PROVIDED PASSAGE >>
Disseminated lesions should alert clinician to consider sarcoidosis-lymphoma syndrome (SLS) or tuberculosis in the differential diagnosis. However, histological confirmation with biopsy will be required in such complex cases.

2.3.1 Pulmonary sarcoidosis

Pulmonary sarcoidosis is the main localization site in the majority of patients (>90% cases) typically with bilateral mediastinal (hilar) lymphadenopathy diagnosed on chest radiography; and its severity ranges from asymptomatic involvement of mediastinal lymph nodes (mostly hilar) to progressive pulmonary fibrosis and chronic respiratory failure that is unresponsive to therapy. The most common clinical presentations of pulmonary involvement are cough and dyspnea.

The diagnosis of pulmonary sarcoidosis requires a compatible clinical picture supported by radiologic (X-rays chest and/or HRCT of lungs) and pathologic data (pulmonary functional tests and laboratory tests). A recent innovation in diagnosing of pulmonary sarcoidosis is endobronchial ultrasound that increases the yield of transbronchial needle aspiration of hilar and/or mediastinal lymph nodes. F-FDG-PET is highly sensitive in detecting occult sites of disease and is very useful in guiding biopsies of these sites. A combined imaging modality using both FDG-PET and CT scan is more sensitive than PET alone and is now the main proceeding of care in patients needing biopsies of active lesions [11].

For staging of pulmonary disease on chest radiograph, Scadding stages (Figure 1) are still widely used depending on the presence of hilar lymph node enlargement and pulmonary opacities on chest radiography as follows:

  • Stage 0: normal chest radiographic findings;

  • Stage I: bilateral mediastinal lymphadenopathy (hilar lymphadenopathy);

  • Stage II: bilateral mediastinal lymphadenopathy (hilar lymphadenopathy) and infiltrates with parenchymal lesion;

  • Stage III: infiltrates alone, parenchymal disease only; and

  • Stage IV: pulmonary fibrosis.

Figure 1.

Chest X-rays: reticulonodular pattern with perihilar distribution.

HRCT, however, is still the gold standard imaging modality for primary diagnosis of sarcoidosis and is more accurate than chest X-rays, which is the first imaging level, in identifying the different manifestations of pulmonary sarcoidosis as well its complications. F-FDG-PET, instead, is a new highly sensitive tool in detecting occult sites of disease at the chest CT scan.

TASKS TO CARRY OUT >>
**A.** In the pulmonary sarcoidosis passage, what are the most common clinical presentations of pulmonary involvement?
**B.** Output the stretch of the pulmonary sarcoidosis passage from "Disseminated lesions should" through "such complex cases.".
**C.** Go on with the pulmonary sarcoidosis passage, picking up after its final sentence.

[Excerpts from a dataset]
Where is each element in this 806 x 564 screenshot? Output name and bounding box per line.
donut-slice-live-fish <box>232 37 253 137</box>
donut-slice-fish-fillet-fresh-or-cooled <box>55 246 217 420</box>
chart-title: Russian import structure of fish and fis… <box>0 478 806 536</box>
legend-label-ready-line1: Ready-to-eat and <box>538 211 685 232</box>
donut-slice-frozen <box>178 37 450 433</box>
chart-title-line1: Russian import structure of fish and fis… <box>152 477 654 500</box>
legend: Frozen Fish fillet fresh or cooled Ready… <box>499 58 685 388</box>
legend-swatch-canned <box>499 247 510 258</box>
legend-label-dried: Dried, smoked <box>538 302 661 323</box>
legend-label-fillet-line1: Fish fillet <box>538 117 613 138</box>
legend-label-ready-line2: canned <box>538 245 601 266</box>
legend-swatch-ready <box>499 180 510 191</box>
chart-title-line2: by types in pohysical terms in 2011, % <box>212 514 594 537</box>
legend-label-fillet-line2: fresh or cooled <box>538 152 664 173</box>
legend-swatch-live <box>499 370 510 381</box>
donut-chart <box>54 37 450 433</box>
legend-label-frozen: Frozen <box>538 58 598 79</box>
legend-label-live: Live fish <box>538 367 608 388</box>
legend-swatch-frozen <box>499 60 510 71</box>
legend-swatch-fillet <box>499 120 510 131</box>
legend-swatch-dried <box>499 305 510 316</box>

EXPECTED RESPONSES >>
**A.** Cough and dyspnea.

**B.**
Disseminated lesions should alert clinician to consider sarcoidosis-lymphoma syndrome (SLS) or tuberculosis in the differential diagnosis. However, histological confirmation with biopsy will be required in such complex cases.

**C.**
HRCT most common signs are: micronodules (miliary sarcoidosis) and macronodules with perilymphatic distribution, for the most part, symmetrically in the middle zones of the lungs; rarely solitary opacity (alveolar sarcoidosis) and with a mass-like presentation (1–4 cm in diameter) may mimic consolidation containing air bronchograms, from confluence of many smaller nodules with irregular margins and presenting as sarcoid galaxy sign (mass-like region from confluence of numerous smaller granulomas with a central core and multiple peripheral nodules; central cavitation may occur, and the lesion can be surrounded by ground-glass opacity), more frequent in patients older than 50 years of age of presentation; linear opacities, mostly, in the upper and middle parts of the lungs, most common of stage II or III of disease; and ground glass opacities represent interstitial sarcoid granulomas under resolution rather than alveolitis, above all, located in the lower zones of the lungs [12] (Figures 26).

Figure 2.

HRCT: coarse linear opacities, architectural distortion, superior hilar retraction, and traction bronchiectasis.

Figure 3.

HRCT: hilar and mediastinal lymph node enlargement, sometimes with calcification.

Figure 4.

Scadding stages for staging of pulmonary disease on chest X-rays.

Figure 5.

HRCT: micronodules and macronodules with perilymphatic distribution, for the most part, symmetrically in the middle zones of the lungs; pulmonary ground glass areas; thickening of the peribronchovascular interstitium; coarse linear opacities and interlobular septal thickening; and architectural distortion, superior hilar retraction, and traction bronchiectasis.

Figure 6.

Sarcoid galaxy sign: mass-like region from confluence of numerous smaller granulomas with a central core and multiple peripheral nodules (arrows).

Functional imaging of sarcoidosis nowadays is performed with (18) F-FDG PET-CT, which improves anatomical localization of sites of abnormality and has a relatively short delay time between radiotracer injection and image acquisition. (18) F-FDG PET-CT can identify disease activity better than conventional makers in a large proportion of patients (very high sensitivity about 80–100%). In patients with positive HRCT but no parenchymal fluorodeoxyglucose F18 uptake, pay attention to initiation or intensification of immunosuppressive treatment [1, 13].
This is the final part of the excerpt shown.